> **What you have to do**:
Without omitting anything, retype the data that follows.

** Start Provided entries **

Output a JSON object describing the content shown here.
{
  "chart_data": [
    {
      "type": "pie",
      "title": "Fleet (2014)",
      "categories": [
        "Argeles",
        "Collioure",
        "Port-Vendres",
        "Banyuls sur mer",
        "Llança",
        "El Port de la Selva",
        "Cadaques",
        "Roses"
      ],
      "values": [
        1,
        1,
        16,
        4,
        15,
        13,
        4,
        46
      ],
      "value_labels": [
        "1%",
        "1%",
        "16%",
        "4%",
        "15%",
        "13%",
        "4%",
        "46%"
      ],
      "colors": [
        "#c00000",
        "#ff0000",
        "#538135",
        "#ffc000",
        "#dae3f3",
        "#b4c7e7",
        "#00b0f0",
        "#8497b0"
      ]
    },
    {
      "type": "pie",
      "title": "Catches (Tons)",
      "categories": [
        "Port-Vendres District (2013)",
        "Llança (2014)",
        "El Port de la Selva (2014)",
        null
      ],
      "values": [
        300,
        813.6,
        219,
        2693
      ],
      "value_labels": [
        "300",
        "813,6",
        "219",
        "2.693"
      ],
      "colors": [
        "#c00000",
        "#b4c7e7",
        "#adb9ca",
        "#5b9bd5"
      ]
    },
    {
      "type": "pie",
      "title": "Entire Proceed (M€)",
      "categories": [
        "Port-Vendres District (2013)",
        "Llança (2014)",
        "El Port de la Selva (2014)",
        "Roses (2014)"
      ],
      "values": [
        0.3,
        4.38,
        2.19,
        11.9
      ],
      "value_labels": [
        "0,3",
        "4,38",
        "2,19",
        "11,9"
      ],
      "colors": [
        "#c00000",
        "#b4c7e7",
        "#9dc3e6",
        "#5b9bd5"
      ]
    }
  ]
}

** End Provided entries **

> **Answer**:
Output a JSON object describing the content shown here.
{
  "chart_data": [
    {
      "type": "pie",
      "title": "Fleet (2014)",
      "categories": [
        "Argeles",
        "Collioure",
        "Port-Vendres",
        "Banyuls sur mer",
        "Llança",
        "El Port de la Selva",
        "Cadaques",
        "Roses"
      ],
      "values": [
        1,
        1,
        16,
        4,
        15,
        13,
        4,
        46
      ],
      "value_labels": [
        "1%",
        "1%",
        "16%",
        "4%",
        "15%",
        "13%",
        "4%",
        "46%"
      ],
      "colors": [
        "#c00000",
        "#ff0000",
        "#538135",
        "#ffc000",
        "#dae3f3",
        "#b4c7e7",
        "#00b0f0",
        "#8497b0"
      ]
    },
    {
      "type": "pie",
      "title": "Catches (Tons)",
      "categories": [
        "Port-Vendres District (2013)",
        "Llança (2014)",
        "El Port de la Selva (2014)",
        null
      ],
      "values": [
        300,
        813.6,
        219,
        2693
      ],
      "value_labels": [
        "300",
        "813,6",
        "219",
        "2.693"
      ],
      "colors": [
        "#c00000",
        "#b4c7e7",
        "#adb9ca",
        "#5b9bd5"
      ]
    },
    {
      "type": "pie",
      "title": "Entire Proceed (M€)",
      "categories": [
        "Port-Vendres District (2013)",
        "Llança (2014)",
        "El Port de la Selva (2014)",
        "Roses (2014)"
      ],
      "values": [
        0.3,
        4.38,
        2.19,
        11.9
      ],
      "value_labels": [
        "0,3",
        "4,38",
        "2,19",
        "11,9"
      ],
      "colors": [
        "#c00000",
        "#b4c7e7",
        "#9dc3e6",
        "#5b9bd5"
      ]
    }
  ]
}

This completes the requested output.